'''

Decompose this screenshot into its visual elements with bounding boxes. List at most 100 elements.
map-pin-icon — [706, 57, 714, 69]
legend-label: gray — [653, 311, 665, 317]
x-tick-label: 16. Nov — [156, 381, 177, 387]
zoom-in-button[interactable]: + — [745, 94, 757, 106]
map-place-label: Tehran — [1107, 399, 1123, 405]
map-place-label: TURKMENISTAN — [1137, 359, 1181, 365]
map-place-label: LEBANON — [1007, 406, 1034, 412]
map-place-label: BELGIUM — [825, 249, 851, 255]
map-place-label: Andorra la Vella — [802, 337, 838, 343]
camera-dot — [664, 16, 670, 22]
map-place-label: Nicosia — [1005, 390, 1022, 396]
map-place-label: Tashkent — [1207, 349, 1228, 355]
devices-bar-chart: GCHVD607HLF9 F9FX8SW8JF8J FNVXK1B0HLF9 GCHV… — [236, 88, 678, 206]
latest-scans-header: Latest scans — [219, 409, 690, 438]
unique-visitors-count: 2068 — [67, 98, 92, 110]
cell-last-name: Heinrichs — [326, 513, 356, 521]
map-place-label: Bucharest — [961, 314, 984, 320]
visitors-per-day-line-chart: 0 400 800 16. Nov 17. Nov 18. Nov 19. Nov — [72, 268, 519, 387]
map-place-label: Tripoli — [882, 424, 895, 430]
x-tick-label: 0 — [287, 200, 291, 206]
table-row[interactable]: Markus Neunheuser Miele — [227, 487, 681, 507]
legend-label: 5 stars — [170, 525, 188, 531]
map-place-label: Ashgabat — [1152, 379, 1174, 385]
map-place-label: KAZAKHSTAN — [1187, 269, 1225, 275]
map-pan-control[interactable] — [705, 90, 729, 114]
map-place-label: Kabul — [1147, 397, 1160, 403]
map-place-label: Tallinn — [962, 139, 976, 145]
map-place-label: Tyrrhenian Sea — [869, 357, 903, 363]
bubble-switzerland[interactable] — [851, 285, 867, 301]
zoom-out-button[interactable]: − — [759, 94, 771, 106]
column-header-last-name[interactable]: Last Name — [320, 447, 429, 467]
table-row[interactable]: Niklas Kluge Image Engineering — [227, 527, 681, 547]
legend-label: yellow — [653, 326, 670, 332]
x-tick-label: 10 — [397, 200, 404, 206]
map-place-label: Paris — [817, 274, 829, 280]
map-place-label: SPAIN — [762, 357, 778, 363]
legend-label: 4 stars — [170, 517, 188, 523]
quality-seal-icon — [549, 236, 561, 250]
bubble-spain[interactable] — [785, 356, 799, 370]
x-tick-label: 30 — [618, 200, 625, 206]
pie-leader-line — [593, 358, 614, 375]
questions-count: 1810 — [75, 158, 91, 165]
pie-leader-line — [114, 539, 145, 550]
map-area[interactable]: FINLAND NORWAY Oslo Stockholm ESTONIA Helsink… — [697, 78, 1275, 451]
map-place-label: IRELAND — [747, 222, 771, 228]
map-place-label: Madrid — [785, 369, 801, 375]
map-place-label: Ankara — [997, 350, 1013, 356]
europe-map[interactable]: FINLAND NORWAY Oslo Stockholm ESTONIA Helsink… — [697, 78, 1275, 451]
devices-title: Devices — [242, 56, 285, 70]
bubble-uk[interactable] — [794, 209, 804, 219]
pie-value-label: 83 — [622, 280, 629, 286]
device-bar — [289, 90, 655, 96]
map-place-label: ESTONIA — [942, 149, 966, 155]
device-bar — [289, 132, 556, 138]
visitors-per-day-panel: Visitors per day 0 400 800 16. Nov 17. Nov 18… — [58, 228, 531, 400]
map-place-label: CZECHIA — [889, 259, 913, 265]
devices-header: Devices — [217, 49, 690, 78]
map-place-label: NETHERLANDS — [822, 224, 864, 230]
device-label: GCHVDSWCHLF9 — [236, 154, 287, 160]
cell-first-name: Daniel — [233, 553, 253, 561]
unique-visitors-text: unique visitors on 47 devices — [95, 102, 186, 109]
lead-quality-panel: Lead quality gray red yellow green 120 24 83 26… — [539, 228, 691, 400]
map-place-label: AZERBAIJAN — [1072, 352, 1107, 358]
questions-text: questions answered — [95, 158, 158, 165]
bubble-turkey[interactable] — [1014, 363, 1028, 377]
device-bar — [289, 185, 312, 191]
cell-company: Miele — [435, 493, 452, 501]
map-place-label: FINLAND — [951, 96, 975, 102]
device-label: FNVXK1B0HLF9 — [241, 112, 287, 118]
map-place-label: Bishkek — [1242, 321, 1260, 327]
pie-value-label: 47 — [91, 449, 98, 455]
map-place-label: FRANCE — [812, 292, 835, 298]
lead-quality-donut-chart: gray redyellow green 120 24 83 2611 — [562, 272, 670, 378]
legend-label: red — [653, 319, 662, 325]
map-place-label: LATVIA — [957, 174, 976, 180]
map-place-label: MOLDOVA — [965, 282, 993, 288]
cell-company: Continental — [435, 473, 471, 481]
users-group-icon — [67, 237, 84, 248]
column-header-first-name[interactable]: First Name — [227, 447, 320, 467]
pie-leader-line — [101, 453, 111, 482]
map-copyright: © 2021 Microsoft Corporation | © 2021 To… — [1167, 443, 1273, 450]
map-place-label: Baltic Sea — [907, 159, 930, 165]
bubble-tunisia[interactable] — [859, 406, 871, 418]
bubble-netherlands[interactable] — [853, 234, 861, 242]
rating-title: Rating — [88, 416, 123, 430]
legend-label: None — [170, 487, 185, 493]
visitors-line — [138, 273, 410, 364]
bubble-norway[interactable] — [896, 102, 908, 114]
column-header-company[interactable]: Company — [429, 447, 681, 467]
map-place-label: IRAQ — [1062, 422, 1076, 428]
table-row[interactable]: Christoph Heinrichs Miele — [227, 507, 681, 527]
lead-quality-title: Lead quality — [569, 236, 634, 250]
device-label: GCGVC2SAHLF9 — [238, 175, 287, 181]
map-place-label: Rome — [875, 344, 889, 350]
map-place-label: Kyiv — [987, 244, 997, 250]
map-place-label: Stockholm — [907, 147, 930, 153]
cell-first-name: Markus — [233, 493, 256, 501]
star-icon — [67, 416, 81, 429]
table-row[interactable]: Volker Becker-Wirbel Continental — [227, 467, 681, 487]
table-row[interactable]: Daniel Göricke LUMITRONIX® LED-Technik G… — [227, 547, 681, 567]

'''

→ What this task involves
Extract every line of the records above, reproducing each one unchanged.

→ Output
Decompose this screenshot into its visual elements with bounding boxes. List at most 100 elements.
map-pin-icon — [706, 57, 714, 69]
legend-label: gray — [653, 311, 665, 317]
x-tick-label: 16. Nov — [156, 381, 177, 387]
zoom-in-button[interactable]: + — [745, 94, 757, 106]
map-place-label: Tehran — [1107, 399, 1123, 405]
map-place-label: TURKMENISTAN — [1137, 359, 1181, 365]
map-place-label: LEBANON — [1007, 406, 1034, 412]
map-place-label: BELGIUM — [825, 249, 851, 255]
map-place-label: Andorra la Vella — [802, 337, 838, 343]
camera-dot — [664, 16, 670, 22]
map-place-label: Nicosia — [1005, 390, 1022, 396]
map-place-label: Tashkent — [1207, 349, 1228, 355]
devices-bar-chart: GCHVD607HLF9 F9FX8SW8JF8J FNVXK1B0HLF9 GCHV… — [236, 88, 678, 206]
latest-scans-header: Latest scans — [219, 409, 690, 438]
unique-visitors-count: 2068 — [67, 98, 92, 110]
cell-last-name: Heinrichs — [326, 513, 356, 521]
map-place-label: Bucharest — [961, 314, 984, 320]
visitors-per-day-line-chart: 0 400 800 16. Nov 17. Nov 18. Nov 19. Nov — [72, 268, 519, 387]
map-place-label: Tripoli — [882, 424, 895, 430]
x-tick-label: 0 — [287, 200, 291, 206]
table-row[interactable]: Markus Neunheuser Miele — [227, 487, 681, 507]
legend-label: 5 stars — [170, 525, 188, 531]
map-place-label: Ashgabat — [1152, 379, 1174, 385]
map-place-label: KAZAKHSTAN — [1187, 269, 1225, 275]
map-pan-control[interactable] — [705, 90, 729, 114]
map-place-label: Kabul — [1147, 397, 1160, 403]
map-place-label: Tallinn — [962, 139, 976, 145]
map-place-label: Tyrrhenian Sea — [869, 357, 903, 363]
bubble-switzerland[interactable] — [851, 285, 867, 301]
zoom-out-button[interactable]: − — [759, 94, 771, 106]
column-header-last-name[interactable]: Last Name — [320, 447, 429, 467]
table-row[interactable]: Niklas Kluge Image Engineering — [227, 527, 681, 547]
legend-label: yellow — [653, 326, 670, 332]
x-tick-label: 10 — [397, 200, 404, 206]
map-place-label: Paris — [817, 274, 829, 280]
map-place-label: SPAIN — [762, 357, 778, 363]
legend-label: 4 stars — [170, 517, 188, 523]
quality-seal-icon — [549, 236, 561, 250]
bubble-spain[interactable] — [785, 356, 799, 370]
x-tick-label: 30 — [618, 200, 625, 206]
pie-leader-line — [593, 358, 614, 375]
questions-count: 1810 — [75, 158, 91, 165]
pie-leader-line — [114, 539, 145, 550]
map-area[interactable]: FINLAND NORWAY Oslo Stockholm ESTONIA Helsink… — [697, 78, 1275, 451]
map-place-label: IRELAND — [747, 222, 771, 228]
map-place-label: Madrid — [785, 369, 801, 375]
map-place-label: Ankara — [997, 350, 1013, 356]
europe-map[interactable]: FINLAND NORWAY Oslo Stockholm ESTONIA Helsink… — [697, 78, 1275, 451]
devices-title: Devices — [242, 56, 285, 70]
bubble-uk[interactable] — [794, 209, 804, 219]
pie-value-label: 83 — [622, 280, 629, 286]
device-bar — [289, 90, 655, 96]
map-place-label: ESTONIA — [942, 149, 966, 155]
device-bar — [289, 132, 556, 138]
visitors-per-day-panel: Visitors per day 0 400 800 16. Nov 17. Nov 18… — [58, 228, 531, 400]
map-place-label: CZECHIA — [889, 259, 913, 265]
devices-header: Devices — [217, 49, 690, 78]
map-place-label: NETHERLANDS — [822, 224, 864, 230]
device-label: GCHVDSWCHLF9 — [236, 154, 287, 160]
cell-first-name: Daniel — [233, 553, 253, 561]
unique-visitors-text: unique visitors on 47 devices — [95, 102, 186, 109]
lead-quality-panel: Lead quality gray red yellow green 120 24 83 26… — [539, 228, 691, 400]
map-place-label: AZERBAIJAN — [1072, 352, 1107, 358]
questions-text: questions answered — [95, 158, 158, 165]
bubble-turkey[interactable] — [1014, 363, 1028, 377]
device-bar — [289, 185, 312, 191]
cell-company: Miele — [435, 493, 452, 501]
map-place-label: FINLAND — [951, 96, 975, 102]
device-label: FNVXK1B0HLF9 — [241, 112, 287, 118]
map-place-label: Bishkek — [1242, 321, 1260, 327]
pie-value-label: 47 — [91, 449, 98, 455]
map-place-label: FRANCE — [812, 292, 835, 298]
lead-quality-donut-chart: gray redyellow green 120 24 83 2611 — [562, 272, 670, 378]
legend-label: red — [653, 319, 662, 325]
map-place-label: LATVIA — [957, 174, 976, 180]
map-place-label: MOLDOVA — [965, 282, 993, 288]
cell-company: Continental — [435, 473, 471, 481]
users-group-icon — [67, 237, 84, 248]
column-header-first-name[interactable]: First Name — [227, 447, 320, 467]
pie-leader-line — [101, 453, 111, 482]
map-copyright: © 2021 Microsoft Corporation | © 2021 To… — [1167, 443, 1273, 450]
map-place-label: Baltic Sea — [907, 159, 930, 165]
bubble-tunisia[interactable] — [859, 406, 871, 418]
bubble-netherlands[interactable] — [853, 234, 861, 242]
rating-title: Rating — [88, 416, 123, 430]
legend-label: None — [170, 487, 185, 493]
visitors-line — [138, 273, 410, 364]
bubble-norway[interactable] — [896, 102, 908, 114]
column-header-company[interactable]: Company — [429, 447, 681, 467]
map-place-label: IRAQ — [1062, 422, 1076, 428]
table-row[interactable]: Christoph Heinrichs Miele — [227, 507, 681, 527]
lead-quality-title: Lead quality — [569, 236, 634, 250]
device-label: GCGVC2SAHLF9 — [238, 175, 287, 181]
map-place-label: Rome — [875, 344, 889, 350]
map-place-label: Kyiv — [987, 244, 997, 250]
map-place-label: Stockholm — [907, 147, 930, 153]
cell-first-name: Markus — [233, 493, 256, 501]
star-icon — [67, 416, 81, 429]
table-row[interactable]: Volker Becker-Wirbel Continental — [227, 467, 681, 487]
table-row[interactable]: Daniel Göricke LUMITRONIX® LED-Technik G… — [227, 547, 681, 567]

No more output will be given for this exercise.